> **PROBLEM DESCRIPTION**
Repeat every record below exactly, leaving out the pictures.

Items from a dataset:
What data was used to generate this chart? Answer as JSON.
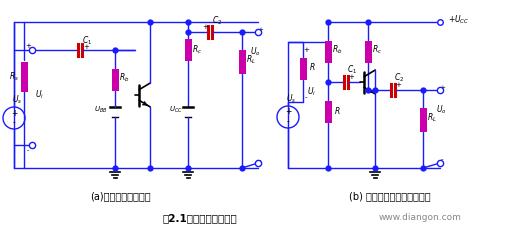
{
  "title": "图2.1单管共射放大电路",
  "website": "www.diangon.com",
  "subtitle_a": "(a)单管共射放大电路",
  "subtitle_b": "(b) 单电源共射基本放大电路",
  "bg_color": "#ffffff",
  "wire_color": "#1a1aff",
  "component_color": "#cc00aa",
  "cap_color": "#cc0000",
  "text_color": "#000000",
  "figsize": [
    5.32,
    2.31
  ],
  "dpi": 100
}
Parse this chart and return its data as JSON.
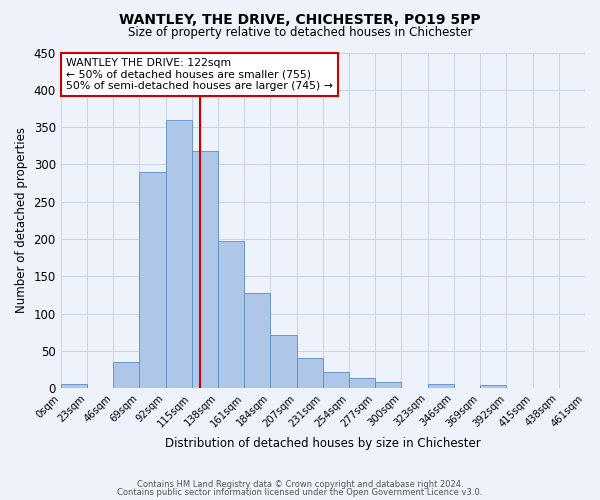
{
  "title": "WANTLEY, THE DRIVE, CHICHESTER, PO19 5PP",
  "subtitle": "Size of property relative to detached houses in Chichester",
  "xlabel": "Distribution of detached houses by size in Chichester",
  "ylabel": "Number of detached properties",
  "bar_color": "#aec6e8",
  "bar_edge_color": "#5b8ec4",
  "background_color": "#eef2fa",
  "grid_color": "#c8d4e8",
  "vline_x": 122,
  "vline_color": "#cc0000",
  "bin_width": 23,
  "bar_values": [
    5,
    0,
    35,
    290,
    360,
    318,
    197,
    127,
    71,
    41,
    22,
    13,
    8,
    0,
    5,
    0,
    4,
    0,
    0
  ],
  "x_tick_labels": [
    "0sqm",
    "23sqm",
    "46sqm",
    "69sqm",
    "92sqm",
    "115sqm",
    "138sqm",
    "161sqm",
    "184sqm",
    "207sqm",
    "231sqm",
    "254sqm",
    "277sqm",
    "300sqm",
    "323sqm",
    "346sqm",
    "369sqm",
    "392sqm",
    "415sqm",
    "438sqm",
    "461sqm"
  ],
  "ylim": [
    0,
    450
  ],
  "yticks": [
    0,
    50,
    100,
    150,
    200,
    250,
    300,
    350,
    400,
    450
  ],
  "annotation_title": "WANTLEY THE DRIVE: 122sqm",
  "annotation_line1": "← 50% of detached houses are smaller (755)",
  "annotation_line2": "50% of semi-detached houses are larger (745) →",
  "annotation_box_color": "#ffffff",
  "annotation_edge_color": "#cc0000",
  "footer_line1": "Contains HM Land Registry data © Crown copyright and database right 2024.",
  "footer_line2": "Contains public sector information licensed under the Open Government Licence v3.0."
}
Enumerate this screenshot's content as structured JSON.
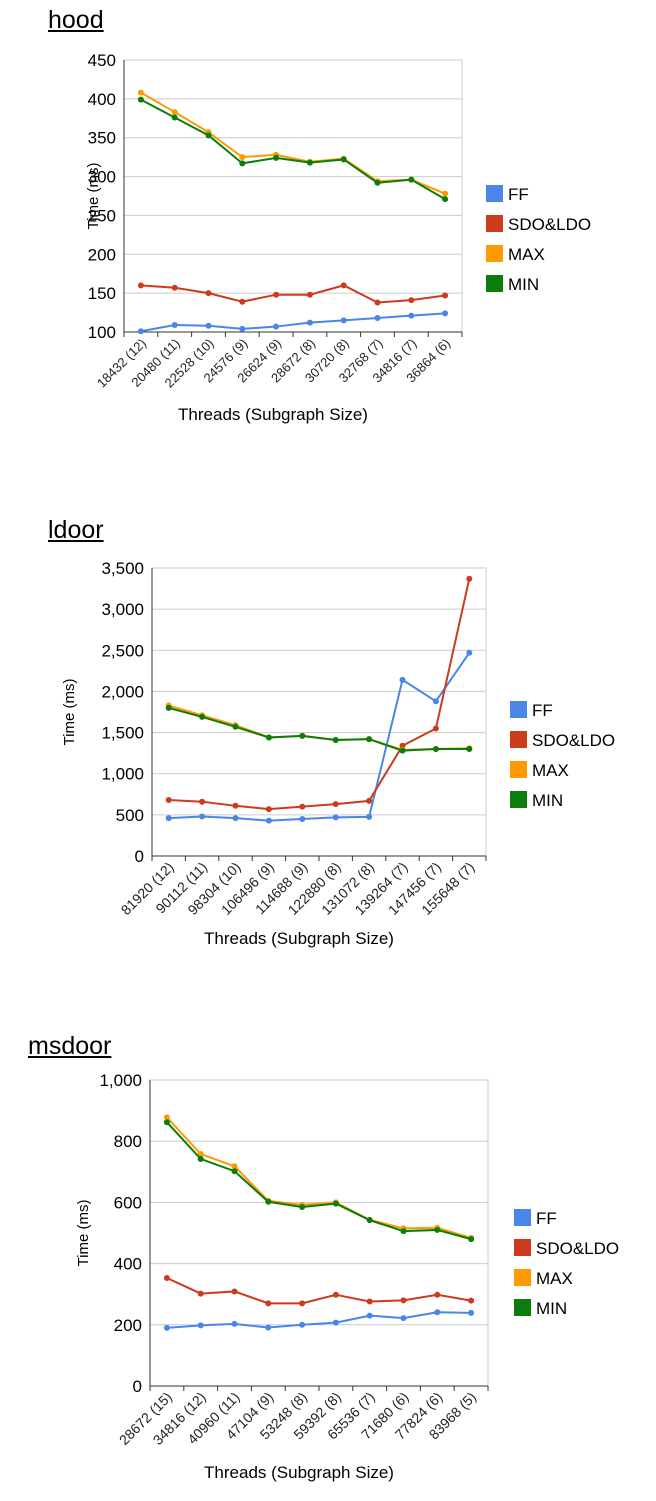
{
  "chart_data": [
    {
      "type": "line",
      "title": "hood",
      "xlabel": "Threads (Subgraph Size)",
      "ylabel": "Time (ms)",
      "ylim": [
        100,
        450
      ],
      "yticks": [
        100,
        150,
        200,
        250,
        300,
        350,
        400,
        450
      ],
      "ytick_labels": [
        "100",
        "150",
        "200",
        "250",
        "300",
        "350",
        "400",
        "450"
      ],
      "grid": true,
      "legend": "right",
      "categories": [
        "18432 (12)",
        "20480 (11)",
        "22528 (10)",
        "24576 (9)",
        "26624 (9)",
        "28672 (8)",
        "30720 (8)",
        "32768 (7)",
        "34816 (7)",
        "36864 (6)"
      ],
      "series": [
        {
          "name": "FF",
          "color": "#4a86e8",
          "values": [
            101,
            109,
            108,
            104,
            107,
            112,
            115,
            118,
            121,
            124
          ]
        },
        {
          "name": "SDO&LDO",
          "color": "#cc3b1b",
          "values": [
            160,
            157,
            150,
            139,
            148,
            148,
            160,
            138,
            141,
            147
          ]
        },
        {
          "name": "MAX",
          "color": "#ff9900",
          "values": [
            408,
            383,
            357,
            325,
            328,
            319,
            323,
            294,
            296,
            278
          ]
        },
        {
          "name": "MIN",
          "color": "#0a7d0a",
          "values": [
            399,
            376,
            353,
            317,
            324,
            318,
            322,
            292,
            296,
            271
          ]
        }
      ]
    },
    {
      "type": "line",
      "title": "ldoor",
      "xlabel": "Threads (Subgraph Size)",
      "ylabel": "Time (ms)",
      "ylim": [
        0,
        3500
      ],
      "yticks": [
        0,
        500,
        1000,
        1500,
        2000,
        2500,
        3000,
        3500
      ],
      "ytick_labels": [
        "0",
        "500",
        "1,000",
        "1,500",
        "2,000",
        "2,500",
        "3,000",
        "3,500"
      ],
      "grid": true,
      "legend": "right",
      "categories": [
        "81920 (12)",
        "90112 (11)",
        "98304 (10)",
        "106496 (9)",
        "114688 (9)",
        "122880 (8)",
        "131072 (8)",
        "139264 (7)",
        "147456 (7)",
        "155648 (7)"
      ],
      "series": [
        {
          "name": "FF",
          "color": "#4a86e8",
          "values": [
            460,
            480,
            460,
            430,
            450,
            470,
            475,
            2140,
            1880,
            2470
          ]
        },
        {
          "name": "SDO&LDO",
          "color": "#cc3b1b",
          "values": [
            680,
            660,
            610,
            570,
            600,
            630,
            670,
            1340,
            1550,
            3370
          ]
        },
        {
          "name": "MAX",
          "color": "#ff9900",
          "values": [
            1830,
            1710,
            1590,
            1440,
            1460,
            1410,
            1420,
            1290,
            1300,
            1310
          ]
        },
        {
          "name": "MIN",
          "color": "#0a7d0a",
          "values": [
            1800,
            1690,
            1570,
            1440,
            1460,
            1410,
            1420,
            1280,
            1300,
            1300
          ]
        }
      ]
    },
    {
      "type": "line",
      "title": "msdoor",
      "xlabel": "Threads (Subgraph Size)",
      "ylabel": "Time (ms)",
      "ylim": [
        0,
        1000
      ],
      "yticks": [
        0,
        200,
        400,
        600,
        800,
        1000
      ],
      "ytick_labels": [
        "0",
        "200",
        "400",
        "600",
        "800",
        "1,000"
      ],
      "grid": true,
      "legend": "right",
      "categories": [
        "28672 (15)",
        "34816 (12)",
        "40960 (11)",
        "47104 (9)",
        "53248 (8)",
        "59392 (8)",
        "65536 (7)",
        "71680 (6)",
        "77824 (6)",
        "83968 (5)"
      ],
      "series": [
        {
          "name": "FF",
          "color": "#4a86e8",
          "values": [
            190,
            198,
            203,
            191,
            200,
            207,
            230,
            222,
            241,
            239
          ]
        },
        {
          "name": "SDO&LDO",
          "color": "#cc3b1b",
          "values": [
            353,
            302,
            309,
            270,
            270,
            298,
            276,
            280,
            298,
            279
          ]
        },
        {
          "name": "MAX",
          "color": "#ff9900",
          "values": [
            878,
            758,
            718,
            605,
            592,
            600,
            543,
            515,
            517,
            484
          ]
        },
        {
          "name": "MIN",
          "color": "#0a7d0a",
          "values": [
            862,
            742,
            702,
            602,
            585,
            596,
            542,
            506,
            510,
            480
          ]
        }
      ]
    }
  ]
}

> **REPLY TO THE TASK**
What data was used to generate this chart? Answer as JSON.
{
  "title": "图2.1单管共射放大电路",
  "website": "www.diangon.com",
  "subtitle_a": "(a)单管共射放大电路",
  "subtitle_b": "(b) 单电源共射基本放大电路",
  "bg_color": "#ffffff",
  "wire_color": "#1a1aff",
  "component_color": "#cc00aa",
  "cap_color": "#cc0000",
  "text_color": "#000000",
  "figsize": [
    5.32,
    2.31
  ],
  "dpi": 100
}
Parse this chart and return its data as JSON.
{
  "title": "WANTLEY, THE DRIVE, CHICHESTER, PO19 5PP",
  "subtitle": "Size of property relative to detached houses in Chichester",
  "xlabel": "Distribution of detached houses by size in Chichester",
  "ylabel": "Number of detached properties",
  "bar_color": "#aec6e8",
  "bar_edge_color": "#5b8ec4",
  "background_color": "#eef2fa",
  "grid_color": "#c8d4e8",
  "vline_x": 122,
  "vline_color": "#cc0000",
  "bin_width": 23,
  "bar_values": [
    5,
    0,
    35,
    290,
    360,
    318,
    197,
    127,
    71,
    41,
    22,
    13,
    8,
    0,
    5,
    0,
    4,
    0,
    0
  ],
  "x_tick_labels": [
    "0sqm",
    "23sqm",
    "46sqm",
    "69sqm",
    "92sqm",
    "115sqm",
    "138sqm",
    "161sqm",
    "184sqm",
    "207sqm",
    "231sqm",
    "254sqm",
    "277sqm",
    "300sqm",
    "323sqm",
    "346sqm",
    "369sqm",
    "392sqm",
    "415sqm",
    "438sqm",
    "461sqm"
  ],
  "ylim": [
    0,
    450
  ],
  "yticks": [
    0,
    50,
    100,
    150,
    200,
    250,
    300,
    350,
    400,
    450
  ],
  "annotation_title": "WANTLEY THE DRIVE: 122sqm",
  "annotation_line1": "← 50% of detached houses are smaller (755)",
  "annotation_line2": "50% of semi-detached houses are larger (745) →",
  "annotation_box_color": "#ffffff",
  "annotation_edge_color": "#cc0000",
  "footer_line1": "Contains HM Land Registry data © Crown copyright and database right 2024.",
  "footer_line2": "Contains public sector information licensed under the Open Government Licence v3.0."
}
Enumerate this screenshot's content as structured JSON.
{
  "chart_data": [
    {
      "type": "line",
      "title": "hood",
      "xlabel": "Threads (Subgraph Size)",
      "ylabel": "Time (ms)",
      "ylim": [
        100,
        450
      ],
      "yticks": [
        100,
        150,
        200,
        250,
        300,
        350,
        400,
        450
      ],
      "ytick_labels": [
        "100",
        "150",
        "200",
        "250",
        "300",
        "350",
        "400",
        "450"
      ],
      "grid": true,
      "legend": "right",
      "categories": [
        "18432 (12)",
        "20480 (11)",
        "22528 (10)",
        "24576 (9)",
        "26624 (9)",
        "28672 (8)",
        "30720 (8)",
        "32768 (7)",
        "34816 (7)",
        "36864 (6)"
      ],
      "series": [
        {
          "name": "FF",
          "color": "#4a86e8",
          "values": [
            101,
            109,
            108,
            104,
            107,
            112,
            115,
            118,
            121,
            124
          ]
        },
        {
          "name": "SDO&LDO",
          "color": "#cc3b1b",
          "values": [
            160,
            157,
            150,
            139,
            148,
            148,
            160,
            138,
            141,
            147
          ]
        },
        {
          "name": "MAX",
          "color": "#ff9900",
          "values": [
            408,
            383,
            357,
            325,
            328,
            319,
            323,
            294,
            296,
            278
          ]
        },
        {
          "name": "MIN",
          "color": "#0a7d0a",
          "values": [
            399,
            376,
            353,
            317,
            324,
            318,
            322,
            292,
            296,
            271
          ]
        }
      ]
    },
    {
      "type": "line",
      "title": "ldoor",
      "xlabel": "Threads (Subgraph Size)",
      "ylabel": "Time (ms)",
      "ylim": [
        0,
        3500
      ],
      "yticks": [
        0,
        500,
        1000,
        1500,
        2000,
        2500,
        3000,
        3500
      ],
      "ytick_labels": [
        "0",
        "500",
        "1,000",
        "1,500",
        "2,000",
        "2,500",
        "3,000",
        "3,500"
      ],
      "grid": true,
      "legend": "right",
      "categories": [
        "81920 (12)",
        "90112 (11)",
        "98304 (10)",
        "106496 (9)",
        "114688 (9)",
        "122880 (8)",
        "131072 (8)",
        "139264 (7)",
        "147456 (7)",
        "155648 (7)"
      ],
      "series": [
        {
          "name": "FF",
          "color": "#4a86e8",
          "values": [
            460,
            480,
            460,
            430,
            450,
            470,
            475,
            2140,
            1880,
            2470
          ]
        },
        {
          "name": "SDO&LDO",
          "color": "#cc3b1b",
          "values": [
            680,
            660,
            610,
            570,
            600,
            630,
            670,
            1340,
            1550,
            3370
          ]
        },
        {
          "name": "MAX",
          "color": "#ff9900",
          "values": [
            1830,
            1710,
            1590,
            1440,
            1460,
            1410,
            1420,
            1290,
            1300,
            1310
          ]
        },
        {
          "name": "MIN",
          "color": "#0a7d0a",
          "values": [
            1800,
            1690,
            1570,
            1440,
            1460,
            1410,
            1420,
            1280,
            1300,
            1300
          ]
        }
      ]
    },
    {
      "type": "line",
      "title": "msdoor",
      "xlabel": "Threads (Subgraph Size)",
      "ylabel": "Time (ms)",
      "ylim": [
        0,
        1000
      ],
      "yticks": [
        0,
        200,
        400,
        600,
        800,
        1000
      ],
      "ytick_labels": [
        "0",
        "200",
        "400",
        "600",
        "800",
        "1,000"
      ],
      "grid": true,
      "legend": "right",
      "categories": [
        "28672 (15)",
        "34816 (12)",
        "40960 (11)",
        "47104 (9)",
        "53248 (8)",
        "59392 (8)",
        "65536 (7)",
        "71680 (6)",
        "77824 (6)",
        "83968 (5)"
      ],
      "series": [
        {
          "name": "FF",
          "color": "#4a86e8",
          "values": [
            190,
            198,
            203,
            191,
            200,
            207,
            230,
            222,
            241,
            239
          ]
        },
        {
          "name": "SDO&LDO",
          "color": "#cc3b1b",
          "values": [
            353,
            302,
            309,
            270,
            270,
            298,
            276,
            280,
            298,
            279
          ]
        },
        {
          "name": "MAX",
          "color": "#ff9900",
          "values": [
            878,
            758,
            718,
            605,
            592,
            600,
            543,
            515,
            517,
            484
          ]
        },
        {
          "name": "MIN",
          "color": "#0a7d0a",
          "values": [
            862,
            742,
            702,
            602,
            585,
            596,
            542,
            506,
            510,
            480
          ]
        }
      ]
    }
  ]
}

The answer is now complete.